**** Data rows
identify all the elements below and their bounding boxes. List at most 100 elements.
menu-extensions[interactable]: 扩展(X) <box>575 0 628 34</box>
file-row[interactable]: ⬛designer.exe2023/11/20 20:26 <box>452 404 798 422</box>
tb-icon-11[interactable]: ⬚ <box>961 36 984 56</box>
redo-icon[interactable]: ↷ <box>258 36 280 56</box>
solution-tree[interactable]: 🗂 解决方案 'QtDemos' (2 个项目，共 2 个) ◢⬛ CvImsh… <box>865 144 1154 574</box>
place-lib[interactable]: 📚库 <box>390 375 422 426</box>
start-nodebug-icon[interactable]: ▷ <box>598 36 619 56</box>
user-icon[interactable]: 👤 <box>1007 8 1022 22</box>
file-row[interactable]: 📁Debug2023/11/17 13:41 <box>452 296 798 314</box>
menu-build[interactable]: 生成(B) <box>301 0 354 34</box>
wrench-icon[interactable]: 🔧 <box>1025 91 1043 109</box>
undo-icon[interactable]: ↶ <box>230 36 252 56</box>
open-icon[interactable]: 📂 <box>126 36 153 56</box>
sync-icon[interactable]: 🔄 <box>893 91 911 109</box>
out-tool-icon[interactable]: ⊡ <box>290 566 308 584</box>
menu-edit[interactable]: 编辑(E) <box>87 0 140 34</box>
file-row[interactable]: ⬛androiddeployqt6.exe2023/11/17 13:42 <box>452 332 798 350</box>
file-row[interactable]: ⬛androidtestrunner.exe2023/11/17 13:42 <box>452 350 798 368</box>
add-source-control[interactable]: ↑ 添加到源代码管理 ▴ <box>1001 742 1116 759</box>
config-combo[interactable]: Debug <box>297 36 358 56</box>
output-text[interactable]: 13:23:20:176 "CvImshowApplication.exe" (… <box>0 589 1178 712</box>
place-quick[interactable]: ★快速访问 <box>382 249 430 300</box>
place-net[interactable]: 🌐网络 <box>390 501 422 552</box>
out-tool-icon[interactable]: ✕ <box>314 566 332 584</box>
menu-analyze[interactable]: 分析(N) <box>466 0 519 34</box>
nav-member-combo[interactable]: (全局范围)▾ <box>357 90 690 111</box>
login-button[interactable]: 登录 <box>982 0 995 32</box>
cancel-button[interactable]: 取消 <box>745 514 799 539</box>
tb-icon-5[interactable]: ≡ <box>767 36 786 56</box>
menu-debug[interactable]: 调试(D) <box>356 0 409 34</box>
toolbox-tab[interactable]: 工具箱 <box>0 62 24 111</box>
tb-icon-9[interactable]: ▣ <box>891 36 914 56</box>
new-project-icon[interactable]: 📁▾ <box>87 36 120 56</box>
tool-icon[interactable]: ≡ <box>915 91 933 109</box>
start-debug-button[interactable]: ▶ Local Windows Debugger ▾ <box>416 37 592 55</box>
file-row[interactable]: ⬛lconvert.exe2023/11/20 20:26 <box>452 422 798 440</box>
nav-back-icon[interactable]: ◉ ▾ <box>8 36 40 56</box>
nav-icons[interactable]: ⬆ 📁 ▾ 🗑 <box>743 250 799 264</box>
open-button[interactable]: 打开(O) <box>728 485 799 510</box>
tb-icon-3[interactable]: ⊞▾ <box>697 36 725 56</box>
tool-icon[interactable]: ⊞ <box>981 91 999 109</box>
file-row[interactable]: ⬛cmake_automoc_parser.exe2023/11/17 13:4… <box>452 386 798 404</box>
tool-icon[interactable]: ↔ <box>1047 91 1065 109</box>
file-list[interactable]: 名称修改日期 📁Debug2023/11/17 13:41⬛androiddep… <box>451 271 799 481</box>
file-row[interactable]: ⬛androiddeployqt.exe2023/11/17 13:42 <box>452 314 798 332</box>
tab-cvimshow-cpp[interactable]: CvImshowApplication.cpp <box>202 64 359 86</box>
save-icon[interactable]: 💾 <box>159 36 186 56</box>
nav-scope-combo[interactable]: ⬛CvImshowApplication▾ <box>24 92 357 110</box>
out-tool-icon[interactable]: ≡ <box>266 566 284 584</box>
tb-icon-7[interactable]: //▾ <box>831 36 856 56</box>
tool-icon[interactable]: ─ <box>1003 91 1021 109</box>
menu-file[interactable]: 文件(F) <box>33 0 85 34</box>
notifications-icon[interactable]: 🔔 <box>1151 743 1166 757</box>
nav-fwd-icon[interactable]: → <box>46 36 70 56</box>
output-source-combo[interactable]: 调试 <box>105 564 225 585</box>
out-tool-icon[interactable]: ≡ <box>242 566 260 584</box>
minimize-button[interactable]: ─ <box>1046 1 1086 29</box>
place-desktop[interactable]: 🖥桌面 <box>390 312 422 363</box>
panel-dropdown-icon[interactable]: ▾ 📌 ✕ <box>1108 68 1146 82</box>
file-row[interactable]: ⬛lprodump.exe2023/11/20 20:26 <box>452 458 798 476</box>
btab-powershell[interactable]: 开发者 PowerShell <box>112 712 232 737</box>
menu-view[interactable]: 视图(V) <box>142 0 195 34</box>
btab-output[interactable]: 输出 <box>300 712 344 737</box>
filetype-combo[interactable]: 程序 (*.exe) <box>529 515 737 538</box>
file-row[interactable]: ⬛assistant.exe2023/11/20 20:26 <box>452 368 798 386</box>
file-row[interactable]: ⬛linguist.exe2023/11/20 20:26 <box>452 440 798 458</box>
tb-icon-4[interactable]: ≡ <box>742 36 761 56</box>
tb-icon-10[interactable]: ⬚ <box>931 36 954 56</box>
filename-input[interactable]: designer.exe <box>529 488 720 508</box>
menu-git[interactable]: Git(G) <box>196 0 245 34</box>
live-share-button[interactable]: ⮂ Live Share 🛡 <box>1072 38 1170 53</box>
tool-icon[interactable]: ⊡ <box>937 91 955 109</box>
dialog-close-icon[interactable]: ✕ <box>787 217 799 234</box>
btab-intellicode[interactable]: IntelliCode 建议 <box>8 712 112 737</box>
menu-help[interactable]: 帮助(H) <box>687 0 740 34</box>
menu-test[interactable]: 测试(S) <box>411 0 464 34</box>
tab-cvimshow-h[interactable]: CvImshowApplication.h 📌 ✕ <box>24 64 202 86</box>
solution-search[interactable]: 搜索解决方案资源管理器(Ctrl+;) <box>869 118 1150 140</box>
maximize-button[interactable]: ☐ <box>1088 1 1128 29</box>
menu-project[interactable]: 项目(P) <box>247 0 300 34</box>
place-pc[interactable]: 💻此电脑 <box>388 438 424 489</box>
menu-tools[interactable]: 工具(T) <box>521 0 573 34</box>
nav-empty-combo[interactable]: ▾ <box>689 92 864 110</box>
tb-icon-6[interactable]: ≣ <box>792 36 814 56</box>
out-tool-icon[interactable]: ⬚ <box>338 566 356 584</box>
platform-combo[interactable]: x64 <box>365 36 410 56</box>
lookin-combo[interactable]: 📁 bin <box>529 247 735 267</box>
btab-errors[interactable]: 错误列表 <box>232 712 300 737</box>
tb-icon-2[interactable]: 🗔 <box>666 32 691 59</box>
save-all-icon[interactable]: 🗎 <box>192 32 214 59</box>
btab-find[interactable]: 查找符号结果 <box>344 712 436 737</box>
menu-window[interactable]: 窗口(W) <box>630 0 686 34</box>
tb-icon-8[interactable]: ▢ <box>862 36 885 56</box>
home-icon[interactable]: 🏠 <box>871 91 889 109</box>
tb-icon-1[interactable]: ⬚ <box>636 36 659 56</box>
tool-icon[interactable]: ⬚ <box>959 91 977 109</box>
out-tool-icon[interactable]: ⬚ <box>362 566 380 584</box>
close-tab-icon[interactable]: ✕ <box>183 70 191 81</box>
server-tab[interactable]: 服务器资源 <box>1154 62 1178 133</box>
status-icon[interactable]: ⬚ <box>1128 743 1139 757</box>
********
To do
Give every line of the data above as a numbered list, leaving out any blank lines.

Response to this exercise
1. identify all the elements below and their bounding boxes. List at most 100 elements.
2. menu-extensions[interactable]: 扩展(X) <box>575 0 628 34</box>
3. file-row[interactable]: ⬛designer.exe2023/11/20 20:26 <box>452 404 798 422</box>
4. tb-icon-11[interactable]: ⬚ <box>961 36 984 56</box>
5. redo-icon[interactable]: ↷ <box>258 36 280 56</box>
6. solution-tree[interactable]: 🗂 解决方案 'QtDemos' (2 个项目，共 2 个) ◢⬛ CvImsh… <box>865 144 1154 574</box>
7. place-lib[interactable]: 📚库 <box>390 375 422 426</box>
8. start-nodebug-icon[interactable]: ▷ <box>598 36 619 56</box>
9. user-icon[interactable]: 👤 <box>1007 8 1022 22</box>
10. file-row[interactable]: 📁Debug2023/11/17 13:41 <box>452 296 798 314</box>
11. menu-build[interactable]: 生成(B) <box>301 0 354 34</box>
12. wrench-icon[interactable]: 🔧 <box>1025 91 1043 109</box>
13. undo-icon[interactable]: ↶ <box>230 36 252 56</box>
14. open-icon[interactable]: 📂 <box>126 36 153 56</box>
15. sync-icon[interactable]: 🔄 <box>893 91 911 109</box>
16. out-tool-icon[interactable]: ⊡ <box>290 566 308 584</box>
17. menu-edit[interactable]: 编辑(E) <box>87 0 140 34</box>
18. file-row[interactable]: ⬛androiddeployqt6.exe2023/11/17 13:42 <box>452 332 798 350</box>
19. file-row[interactable]: ⬛androidtestrunner.exe2023/11/17 13:42 <box>452 350 798 368</box>
20. add-source-control[interactable]: ↑ 添加到源代码管理 ▴ <box>1001 742 1116 759</box>
21. config-combo[interactable]: Debug <box>297 36 358 56</box>
22. output-text[interactable]: 13:23:20:176 "CvImshowApplication.exe" (… <box>0 589 1178 712</box>
23. place-quick[interactable]: ★快速访问 <box>382 249 430 300</box>
24. place-net[interactable]: 🌐网络 <box>390 501 422 552</box>
25. out-tool-icon[interactable]: ✕ <box>314 566 332 584</box>
26. menu-analyze[interactable]: 分析(N) <box>466 0 519 34</box>
27. nav-member-combo[interactable]: (全局范围)▾ <box>357 90 690 111</box>
28. login-button[interactable]: 登录 <box>982 0 995 32</box>
29. cancel-button[interactable]: 取消 <box>745 514 799 539</box>
30. tb-icon-5[interactable]: ≡ <box>767 36 786 56</box>
31. menu-debug[interactable]: 调试(D) <box>356 0 409 34</box>
32. toolbox-tab[interactable]: 工具箱 <box>0 62 24 111</box>
33. tb-icon-9[interactable]: ▣ <box>891 36 914 56</box>
34. new-project-icon[interactable]: 📁▾ <box>87 36 120 56</box>
35. tool-icon[interactable]: ≡ <box>915 91 933 109</box>
36. start-debug-button[interactable]: ▶ Local Windows Debugger ▾ <box>416 37 592 55</box>
37. file-row[interactable]: ⬛lconvert.exe2023/11/20 20:26 <box>452 422 798 440</box>
38. nav-back-icon[interactable]: ◉ ▾ <box>8 36 40 56</box>
39. nav-icons[interactable]: ⬆ 📁 ▾ 🗑 <box>743 250 799 264</box>
40. open-button[interactable]: 打开(O) <box>728 485 799 510</box>
41. tb-icon-3[interactable]: ⊞▾ <box>697 36 725 56</box>
42. tool-icon[interactable]: ⊞ <box>981 91 999 109</box>
43. file-row[interactable]: ⬛cmake_automoc_parser.exe2023/11/17 13:4… <box>452 386 798 404</box>
44. tool-icon[interactable]: ↔ <box>1047 91 1065 109</box>
45. file-list[interactable]: 名称修改日期 📁Debug2023/11/17 13:41⬛androiddep… <box>451 271 799 481</box>
46. file-row[interactable]: ⬛androiddeployqt.exe2023/11/17 13:42 <box>452 314 798 332</box>
47. tab-cvimshow-cpp[interactable]: CvImshowApplication.cpp <box>202 64 359 86</box>
48. save-icon[interactable]: 💾 <box>159 36 186 56</box>
49. nav-scope-combo[interactable]: ⬛CvImshowApplication▾ <box>24 92 357 110</box>
50. out-tool-icon[interactable]: ≡ <box>266 566 284 584</box>
51. tb-icon-7[interactable]: //▾ <box>831 36 856 56</box>
52. tool-icon[interactable]: ─ <box>1003 91 1021 109</box>
53. menu-file[interactable]: 文件(F) <box>33 0 85 34</box>
54. notifications-icon[interactable]: 🔔 <box>1151 743 1166 757</box>
55. nav-fwd-icon[interactable]: → <box>46 36 70 56</box>
56. output-source-combo[interactable]: 调试 <box>105 564 225 585</box>
57. out-tool-icon[interactable]: ≡ <box>242 566 260 584</box>
58. minimize-button[interactable]: ─ <box>1046 1 1086 29</box>
59. place-desktop[interactable]: 🖥桌面 <box>390 312 422 363</box>
60. panel-dropdown-icon[interactable]: ▾ 📌 ✕ <box>1108 68 1146 82</box>
61. file-row[interactable]: ⬛lprodump.exe2023/11/20 20:26 <box>452 458 798 476</box>
62. btab-powershell[interactable]: 开发者 PowerShell <box>112 712 232 737</box>
63. menu-view[interactable]: 视图(V) <box>142 0 195 34</box>
64. btab-output[interactable]: 输出 <box>300 712 344 737</box>
65. filetype-combo[interactable]: 程序 (*.exe) <box>529 515 737 538</box>
66. file-row[interactable]: ⬛assistant.exe2023/11/20 20:26 <box>452 368 798 386</box>
67. file-row[interactable]: ⬛linguist.exe2023/11/20 20:26 <box>452 440 798 458</box>
68. tb-icon-4[interactable]: ≡ <box>742 36 761 56</box>
69. tb-icon-10[interactable]: ⬚ <box>931 36 954 56</box>
70. filename-input[interactable]: designer.exe <box>529 488 720 508</box>
71. menu-git[interactable]: Git(G) <box>196 0 245 34</box>
72. live-share-button[interactable]: ⮂ Live Share 🛡 <box>1072 38 1170 53</box>
73. tool-icon[interactable]: ⊡ <box>937 91 955 109</box>
74. dialog-close-icon[interactable]: ✕ <box>787 217 799 234</box>
75. btab-intellicode[interactable]: IntelliCode 建议 <box>8 712 112 737</box>
76. menu-help[interactable]: 帮助(H) <box>687 0 740 34</box>
77. menu-test[interactable]: 测试(S) <box>411 0 464 34</box>
78. tab-cvimshow-h[interactable]: CvImshowApplication.h 📌 ✕ <box>24 64 202 86</box>
79. solution-search[interactable]: 搜索解决方案资源管理器(Ctrl+;) <box>869 118 1150 140</box>
80. maximize-button[interactable]: ☐ <box>1088 1 1128 29</box>
81. menu-project[interactable]: 项目(P) <box>247 0 300 34</box>
82. place-pc[interactable]: 💻此电脑 <box>388 438 424 489</box>
83. menu-tools[interactable]: 工具(T) <box>521 0 573 34</box>
84. nav-empty-combo[interactable]: ▾ <box>689 92 864 110</box>
85. tb-icon-6[interactable]: ≣ <box>792 36 814 56</box>
86. out-tool-icon[interactable]: ⬚ <box>338 566 356 584</box>
87. platform-combo[interactable]: x64 <box>365 36 410 56</box>
88. lookin-combo[interactable]: 📁 bin <box>529 247 735 267</box>
89. btab-errors[interactable]: 错误列表 <box>232 712 300 737</box>
90. tb-icon-2[interactable]: 🗔 <box>666 32 691 59</box>
91. save-all-icon[interactable]: 🗎 <box>192 32 214 59</box>
92. btab-find[interactable]: 查找符号结果 <box>344 712 436 737</box>
93. menu-window[interactable]: 窗口(W) <box>630 0 686 34</box>
94. tb-icon-8[interactable]: ▢ <box>862 36 885 56</box>
95. home-icon[interactable]: 🏠 <box>871 91 889 109</box>
96. tb-icon-1[interactable]: ⬚ <box>636 36 659 56</box>
97. tool-icon[interactable]: ⬚ <box>959 91 977 109</box>
98. out-tool-icon[interactable]: ⬚ <box>362 566 380 584</box>
99. close-tab-icon[interactable]: ✕ <box>183 70 191 81</box>
100. server-tab[interactable]: 服务器资源 <box>1154 62 1178 133</box>
101. status-icon[interactable]: ⬚ <box>1128 743 1139 757</box>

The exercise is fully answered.